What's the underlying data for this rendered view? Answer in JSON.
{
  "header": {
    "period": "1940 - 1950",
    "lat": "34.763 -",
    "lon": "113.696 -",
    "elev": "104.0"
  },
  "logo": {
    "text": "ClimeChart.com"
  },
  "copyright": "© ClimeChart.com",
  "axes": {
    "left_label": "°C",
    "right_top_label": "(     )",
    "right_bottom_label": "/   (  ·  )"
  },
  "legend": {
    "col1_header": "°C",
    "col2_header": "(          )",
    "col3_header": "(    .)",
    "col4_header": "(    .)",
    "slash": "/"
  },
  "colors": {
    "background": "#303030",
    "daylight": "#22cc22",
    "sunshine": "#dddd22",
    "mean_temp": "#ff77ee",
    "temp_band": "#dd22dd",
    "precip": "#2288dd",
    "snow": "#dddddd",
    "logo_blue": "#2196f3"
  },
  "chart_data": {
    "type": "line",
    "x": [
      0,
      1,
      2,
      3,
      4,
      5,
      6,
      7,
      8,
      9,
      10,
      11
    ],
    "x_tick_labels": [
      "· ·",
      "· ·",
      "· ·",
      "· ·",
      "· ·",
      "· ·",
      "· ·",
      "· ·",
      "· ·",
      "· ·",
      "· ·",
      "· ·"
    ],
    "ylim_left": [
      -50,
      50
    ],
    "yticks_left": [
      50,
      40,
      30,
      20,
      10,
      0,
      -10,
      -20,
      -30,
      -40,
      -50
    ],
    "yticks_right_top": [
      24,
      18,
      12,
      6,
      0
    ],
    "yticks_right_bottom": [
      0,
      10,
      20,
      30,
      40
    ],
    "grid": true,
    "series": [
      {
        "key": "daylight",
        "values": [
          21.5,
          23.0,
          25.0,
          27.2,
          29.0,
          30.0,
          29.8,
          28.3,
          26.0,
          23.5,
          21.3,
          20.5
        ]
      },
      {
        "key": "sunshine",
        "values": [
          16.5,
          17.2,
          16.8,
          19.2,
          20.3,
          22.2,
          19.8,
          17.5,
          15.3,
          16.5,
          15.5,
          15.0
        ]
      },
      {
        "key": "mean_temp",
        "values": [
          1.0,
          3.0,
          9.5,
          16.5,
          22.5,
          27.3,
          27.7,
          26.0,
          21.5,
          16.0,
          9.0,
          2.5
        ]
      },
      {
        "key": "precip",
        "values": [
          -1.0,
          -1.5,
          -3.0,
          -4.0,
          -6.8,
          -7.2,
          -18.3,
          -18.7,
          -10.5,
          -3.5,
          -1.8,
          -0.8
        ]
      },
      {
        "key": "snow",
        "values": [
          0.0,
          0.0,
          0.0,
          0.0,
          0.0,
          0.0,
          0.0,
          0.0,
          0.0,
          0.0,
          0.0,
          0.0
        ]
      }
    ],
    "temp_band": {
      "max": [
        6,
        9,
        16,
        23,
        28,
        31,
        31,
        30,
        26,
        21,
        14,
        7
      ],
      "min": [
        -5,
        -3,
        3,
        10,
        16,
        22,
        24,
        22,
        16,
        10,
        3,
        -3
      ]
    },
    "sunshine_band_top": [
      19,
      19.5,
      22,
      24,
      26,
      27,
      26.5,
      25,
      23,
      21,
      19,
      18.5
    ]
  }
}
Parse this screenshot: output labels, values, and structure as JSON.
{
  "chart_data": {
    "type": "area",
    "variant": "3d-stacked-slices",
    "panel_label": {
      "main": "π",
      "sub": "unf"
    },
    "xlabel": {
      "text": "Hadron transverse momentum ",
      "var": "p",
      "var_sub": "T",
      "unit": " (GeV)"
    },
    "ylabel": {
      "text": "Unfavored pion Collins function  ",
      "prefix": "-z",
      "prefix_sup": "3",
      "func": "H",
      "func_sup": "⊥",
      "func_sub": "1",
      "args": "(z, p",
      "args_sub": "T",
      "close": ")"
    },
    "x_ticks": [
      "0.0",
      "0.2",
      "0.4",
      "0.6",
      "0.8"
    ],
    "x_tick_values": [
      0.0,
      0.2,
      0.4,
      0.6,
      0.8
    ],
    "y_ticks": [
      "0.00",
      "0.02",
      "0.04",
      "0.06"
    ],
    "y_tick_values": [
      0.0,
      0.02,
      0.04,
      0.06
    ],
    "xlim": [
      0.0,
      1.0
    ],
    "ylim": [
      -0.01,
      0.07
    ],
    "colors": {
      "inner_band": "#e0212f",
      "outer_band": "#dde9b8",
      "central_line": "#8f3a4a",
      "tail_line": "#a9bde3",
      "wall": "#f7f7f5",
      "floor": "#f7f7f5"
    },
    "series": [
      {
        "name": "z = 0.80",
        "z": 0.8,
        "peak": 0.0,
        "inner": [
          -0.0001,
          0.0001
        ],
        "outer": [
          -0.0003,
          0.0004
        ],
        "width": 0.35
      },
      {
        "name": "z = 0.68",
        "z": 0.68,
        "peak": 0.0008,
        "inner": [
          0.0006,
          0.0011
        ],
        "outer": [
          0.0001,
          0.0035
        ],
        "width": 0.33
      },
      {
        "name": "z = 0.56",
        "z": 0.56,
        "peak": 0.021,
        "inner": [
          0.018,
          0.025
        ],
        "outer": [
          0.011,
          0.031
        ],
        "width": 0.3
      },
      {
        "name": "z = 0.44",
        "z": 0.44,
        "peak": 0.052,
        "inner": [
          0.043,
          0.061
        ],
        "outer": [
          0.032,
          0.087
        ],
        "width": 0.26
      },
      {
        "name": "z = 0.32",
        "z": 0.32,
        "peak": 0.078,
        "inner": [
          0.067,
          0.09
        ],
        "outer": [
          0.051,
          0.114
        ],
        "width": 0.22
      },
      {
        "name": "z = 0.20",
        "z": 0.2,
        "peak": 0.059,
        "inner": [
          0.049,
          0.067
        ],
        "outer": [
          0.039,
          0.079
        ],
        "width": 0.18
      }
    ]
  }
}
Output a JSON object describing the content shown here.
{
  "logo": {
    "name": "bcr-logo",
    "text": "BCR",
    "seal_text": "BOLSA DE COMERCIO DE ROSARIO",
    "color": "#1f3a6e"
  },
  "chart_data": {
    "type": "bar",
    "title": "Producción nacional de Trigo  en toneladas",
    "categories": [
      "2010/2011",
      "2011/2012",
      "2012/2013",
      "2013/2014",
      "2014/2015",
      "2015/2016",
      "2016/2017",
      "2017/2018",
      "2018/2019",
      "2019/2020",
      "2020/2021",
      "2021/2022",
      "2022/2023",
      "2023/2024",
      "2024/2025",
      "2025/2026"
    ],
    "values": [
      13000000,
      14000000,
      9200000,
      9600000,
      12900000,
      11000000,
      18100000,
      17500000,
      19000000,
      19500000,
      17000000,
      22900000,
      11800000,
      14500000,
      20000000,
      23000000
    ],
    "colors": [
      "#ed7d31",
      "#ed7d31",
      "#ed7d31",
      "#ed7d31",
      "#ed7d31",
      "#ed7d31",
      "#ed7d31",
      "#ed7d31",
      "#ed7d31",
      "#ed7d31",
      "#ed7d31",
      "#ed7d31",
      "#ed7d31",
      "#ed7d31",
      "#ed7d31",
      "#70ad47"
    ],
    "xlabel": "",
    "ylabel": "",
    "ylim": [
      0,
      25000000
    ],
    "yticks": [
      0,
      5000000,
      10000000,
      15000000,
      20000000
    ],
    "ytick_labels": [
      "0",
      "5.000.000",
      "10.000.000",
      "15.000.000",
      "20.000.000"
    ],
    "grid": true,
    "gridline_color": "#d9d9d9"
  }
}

---

SHORT EXERCISE » Give back exactly the lines from the line holding "Output a JSON" through the last line of the listing, including both.

IN RESPONSE »
Output a JSON object describing the content shown here.
{
  "logo": {
    "name": "bcr-logo",
    "text": "BCR",
    "seal_text": "BOLSA DE COMERCIO DE ROSARIO",
    "color": "#1f3a6e"
  },
  "chart_data": {
    "type": "bar",
    "title": "Producción nacional de Trigo  en toneladas",
    "categories": [
      "2010/2011",
      "2011/2012",
      "2012/2013",
      "2013/2014",
      "2014/2015",
      "2015/2016",
      "2016/2017",
      "2017/2018",
      "2018/2019",
      "2019/2020",
      "2020/2021",
      "2021/2022",
      "2022/2023",
      "2023/2024",
      "2024/2025",
      "2025/2026"
    ],
    "values": [
      13000000,
      14000000,
      9200000,
      9600000,
      12900000,
      11000000,
      18100000,
      17500000,
      19000000,
      19500000,
      17000000,
      22900000,
      11800000,
      14500000,
      20000000,
      23000000
    ],
    "colors": [
      "#ed7d31",
      "#ed7d31",
      "#ed7d31",
      "#ed7d31",
      "#ed7d31",
      "#ed7d31",
      "#ed7d31",
      "#ed7d31",
      "#ed7d31",
      "#ed7d31",
      "#ed7d31",
      "#ed7d31",
      "#ed7d31",
      "#ed7d31",
      "#ed7d31",
      "#70ad47"
    ],
    "xlabel": "",
    "ylabel": "",
    "ylim": [
      0,
      25000000
    ],
    "yticks": [
      0,
      5000000,
      10000000,
      15000000,
      20000000
    ],
    "ytick_labels": [
      "0",
      "5.000.000",
      "10.000.000",
      "15.000.000",
      "20.000.000"
    ],
    "grid": true,
    "gridline_color": "#d9d9d9"
  }
}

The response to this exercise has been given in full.